Directions for this task: The complete listing should be restated exactly.

(Data listing)
▼

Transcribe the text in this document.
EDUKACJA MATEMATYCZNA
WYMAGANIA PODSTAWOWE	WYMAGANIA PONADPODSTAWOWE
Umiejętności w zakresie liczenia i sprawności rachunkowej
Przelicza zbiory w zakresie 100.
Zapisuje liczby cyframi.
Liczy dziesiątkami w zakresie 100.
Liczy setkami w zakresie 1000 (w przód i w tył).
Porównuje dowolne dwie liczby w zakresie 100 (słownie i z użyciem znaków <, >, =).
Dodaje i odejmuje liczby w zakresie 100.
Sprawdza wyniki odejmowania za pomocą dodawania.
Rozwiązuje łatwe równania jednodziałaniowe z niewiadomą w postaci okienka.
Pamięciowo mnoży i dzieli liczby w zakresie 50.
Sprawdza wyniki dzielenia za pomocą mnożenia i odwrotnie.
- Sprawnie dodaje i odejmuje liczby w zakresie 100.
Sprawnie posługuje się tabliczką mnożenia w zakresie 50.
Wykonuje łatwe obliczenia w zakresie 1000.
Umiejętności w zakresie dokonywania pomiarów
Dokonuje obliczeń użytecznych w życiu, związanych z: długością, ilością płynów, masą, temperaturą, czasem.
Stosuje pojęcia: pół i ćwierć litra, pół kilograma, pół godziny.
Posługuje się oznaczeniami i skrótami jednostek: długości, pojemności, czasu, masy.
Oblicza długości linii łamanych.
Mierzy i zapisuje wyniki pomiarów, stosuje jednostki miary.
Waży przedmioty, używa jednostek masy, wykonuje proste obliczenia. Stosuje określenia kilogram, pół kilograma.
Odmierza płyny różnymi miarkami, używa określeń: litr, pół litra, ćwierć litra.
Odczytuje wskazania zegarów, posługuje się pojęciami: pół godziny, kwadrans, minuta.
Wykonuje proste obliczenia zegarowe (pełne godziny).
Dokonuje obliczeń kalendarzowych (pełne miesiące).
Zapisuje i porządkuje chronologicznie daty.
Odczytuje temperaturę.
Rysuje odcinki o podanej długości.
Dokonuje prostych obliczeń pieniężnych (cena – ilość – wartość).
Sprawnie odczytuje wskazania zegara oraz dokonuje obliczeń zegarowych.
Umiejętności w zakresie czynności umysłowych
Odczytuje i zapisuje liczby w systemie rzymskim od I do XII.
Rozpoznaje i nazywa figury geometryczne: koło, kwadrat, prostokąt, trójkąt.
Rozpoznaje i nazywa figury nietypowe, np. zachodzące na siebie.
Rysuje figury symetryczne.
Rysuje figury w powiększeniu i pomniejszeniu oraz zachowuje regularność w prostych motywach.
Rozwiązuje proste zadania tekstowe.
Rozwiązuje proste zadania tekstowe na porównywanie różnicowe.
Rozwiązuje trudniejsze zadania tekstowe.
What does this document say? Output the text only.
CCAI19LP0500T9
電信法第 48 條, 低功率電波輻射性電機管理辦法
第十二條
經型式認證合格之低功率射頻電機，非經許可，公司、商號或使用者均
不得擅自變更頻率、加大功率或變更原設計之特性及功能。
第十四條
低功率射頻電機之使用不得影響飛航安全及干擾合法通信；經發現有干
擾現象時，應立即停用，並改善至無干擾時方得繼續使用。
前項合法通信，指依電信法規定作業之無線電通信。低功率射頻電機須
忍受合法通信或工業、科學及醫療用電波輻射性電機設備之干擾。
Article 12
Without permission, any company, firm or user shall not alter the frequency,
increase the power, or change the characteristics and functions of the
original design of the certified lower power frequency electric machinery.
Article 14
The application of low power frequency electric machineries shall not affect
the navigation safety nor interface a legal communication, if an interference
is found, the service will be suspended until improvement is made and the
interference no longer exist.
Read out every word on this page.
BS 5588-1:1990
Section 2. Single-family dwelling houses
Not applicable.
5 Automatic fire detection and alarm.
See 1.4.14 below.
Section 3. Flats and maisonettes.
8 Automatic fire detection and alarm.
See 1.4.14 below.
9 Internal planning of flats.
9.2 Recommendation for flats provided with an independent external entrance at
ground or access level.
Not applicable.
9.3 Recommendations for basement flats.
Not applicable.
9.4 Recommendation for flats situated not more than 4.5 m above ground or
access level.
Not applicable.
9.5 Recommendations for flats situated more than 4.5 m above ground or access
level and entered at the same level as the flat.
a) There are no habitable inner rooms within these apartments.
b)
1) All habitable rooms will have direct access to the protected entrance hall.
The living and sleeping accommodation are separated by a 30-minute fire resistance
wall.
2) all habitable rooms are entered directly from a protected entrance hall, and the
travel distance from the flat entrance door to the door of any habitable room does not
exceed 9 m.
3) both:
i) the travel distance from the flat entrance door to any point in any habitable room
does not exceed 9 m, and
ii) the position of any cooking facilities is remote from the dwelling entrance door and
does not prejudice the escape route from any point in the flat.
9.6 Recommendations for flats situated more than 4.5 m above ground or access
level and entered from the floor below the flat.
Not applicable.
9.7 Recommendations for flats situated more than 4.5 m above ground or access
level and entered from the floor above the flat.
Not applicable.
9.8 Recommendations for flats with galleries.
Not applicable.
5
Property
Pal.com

▲

Complete answer:
Transcribe the text in this document.
EDUKACJA MATEMATYCZNA
WYMAGANIA PODSTAWOWE	WYMAGANIA PONADPODSTAWOWE
Umiejętności w zakresie liczenia i sprawności rachunkowej
Przelicza zbiory w zakresie 100.
Zapisuje liczby cyframi.
Liczy dziesiątkami w zakresie 100.
Liczy setkami w zakresie 1000 (w przód i w tył).
Porównuje dowolne dwie liczby w zakresie 100 (słownie i z użyciem znaków <, >, =).
Dodaje i odejmuje liczby w zakresie 100.
Sprawdza wyniki odejmowania za pomocą dodawania.
Rozwiązuje łatwe równania jednodziałaniowe z niewiadomą w postaci okienka.
Pamięciowo mnoży i dzieli liczby w zakresie 50.
Sprawdza wyniki dzielenia za pomocą mnożenia i odwrotnie.
- Sprawnie dodaje i odejmuje liczby w zakresie 100.
Sprawnie posługuje się tabliczką mnożenia w zakresie 50.
Wykonuje łatwe obliczenia w zakresie 1000.
Umiejętności w zakresie dokonywania pomiarów
Dokonuje obliczeń użytecznych w życiu, związanych z: długością, ilością płynów, masą, temperaturą, czasem.
Stosuje pojęcia: pół i ćwierć litra, pół kilograma, pół godziny.
Posługuje się oznaczeniami i skrótami jednostek: długości, pojemności, czasu, masy.
Oblicza długości linii łamanych.
Mierzy i zapisuje wyniki pomiarów, stosuje jednostki miary.
Waży przedmioty, używa jednostek masy, wykonuje proste obliczenia. Stosuje określenia kilogram, pół kilograma.
Odmierza płyny różnymi miarkami, używa określeń: litr, pół litra, ćwierć litra.
Odczytuje wskazania zegarów, posługuje się pojęciami: pół godziny, kwadrans, minuta.
Wykonuje proste obliczenia zegarowe (pełne godziny).
Dokonuje obliczeń kalendarzowych (pełne miesiące).
Zapisuje i porządkuje chronologicznie daty.
Odczytuje temperaturę.
Rysuje odcinki o podanej długości.
Dokonuje prostych obliczeń pieniężnych (cena – ilość – wartość).
Sprawnie odczytuje wskazania zegara oraz dokonuje obliczeń zegarowych.
Umiejętności w zakresie czynności umysłowych
Odczytuje i zapisuje liczby w systemie rzymskim od I do XII.
Rozpoznaje i nazywa figury geometryczne: koło, kwadrat, prostokąt, trójkąt.
Rozpoznaje i nazywa figury nietypowe, np. zachodzące na siebie.
Rysuje figury symetryczne.
Rysuje figury w powiększeniu i pomniejszeniu oraz zachowuje regularność w prostych motywach.
Rozwiązuje proste zadania tekstowe.
Rozwiązuje proste zadania tekstowe na porównywanie różnicowe.
Rozwiązuje trudniejsze zadania tekstowe.
What does this document say? Output the text only.
CCAI19LP0500T9
電信法第 48 條, 低功率電波輻射性電機管理辦法
第十二條
經型式認證合格之低功率射頻電機，非經許可，公司、商號或使用者均
不得擅自變更頻率、加大功率或變更原設計之特性及功能。
第十四條
低功率射頻電機之使用不得影響飛航安全及干擾合法通信；經發現有干
擾現象時，應立即停用，並改善至無干擾時方得繼續使用。
前項合法通信，指依電信法規定作業之無線電通信。低功率射頻電機須
忍受合法通信或工業、科學及醫療用電波輻射性電機設備之干擾。
Article 12
Without permission, any company, firm or user shall not alter the frequency,
increase the power, or change the characteristics and functions of the
original design of the certified lower power frequency electric machinery.
Article 14
The application of low power frequency electric machineries shall not affect
the navigation safety nor interface a legal communication, if an interference
is found, the service will be suspended until improvement is made and the
interference no longer exist.
Read out every word on this page.
BS 5588-1:1990
Section 2. Single-family dwelling houses
Not applicable.
5 Automatic fire detection and alarm.
See 1.4.14 below.
Section 3. Flats and maisonettes.
8 Automatic fire detection and alarm.
See 1.4.14 below.
9 Internal planning of flats.
9.2 Recommendation for flats provided with an independent external entrance at
ground or access level.
Not applicable.
9.3 Recommendations for basement flats.
Not applicable.
9.4 Recommendation for flats situated not more than 4.5 m above ground or
access level.
Not applicable.
9.5 Recommendations for flats situated more than 4.5 m above ground or access
level and entered at the same level as the flat.
a) There are no habitable inner rooms within these apartments.
b)
1) All habitable rooms will have direct access to the protected entrance hall.
The living and sleeping accommodation are separated by a 30-minute fire resistance
wall.
2) all habitable rooms are entered directly from a protected entrance hall, and the
travel distance from the flat entrance door to the door of any habitable room does not
exceed 9 m.
3) both:
i) the travel distance from the flat entrance door to any point in any habitable room
does not exceed 9 m, and
ii) the position of any cooking facilities is remote from the dwelling entrance door and
does not prejudice the escape route from any point in the flat.
9.6 Recommendations for flats situated more than 4.5 m above ground or access
level and entered from the floor below the flat.
Not applicable.
9.7 Recommendations for flats situated more than 4.5 m above ground or access
level and entered from the floor above the flat.
Not applicable.
9.8 Recommendations for flats with galleries.
Not applicable.
5
Property
Pal.com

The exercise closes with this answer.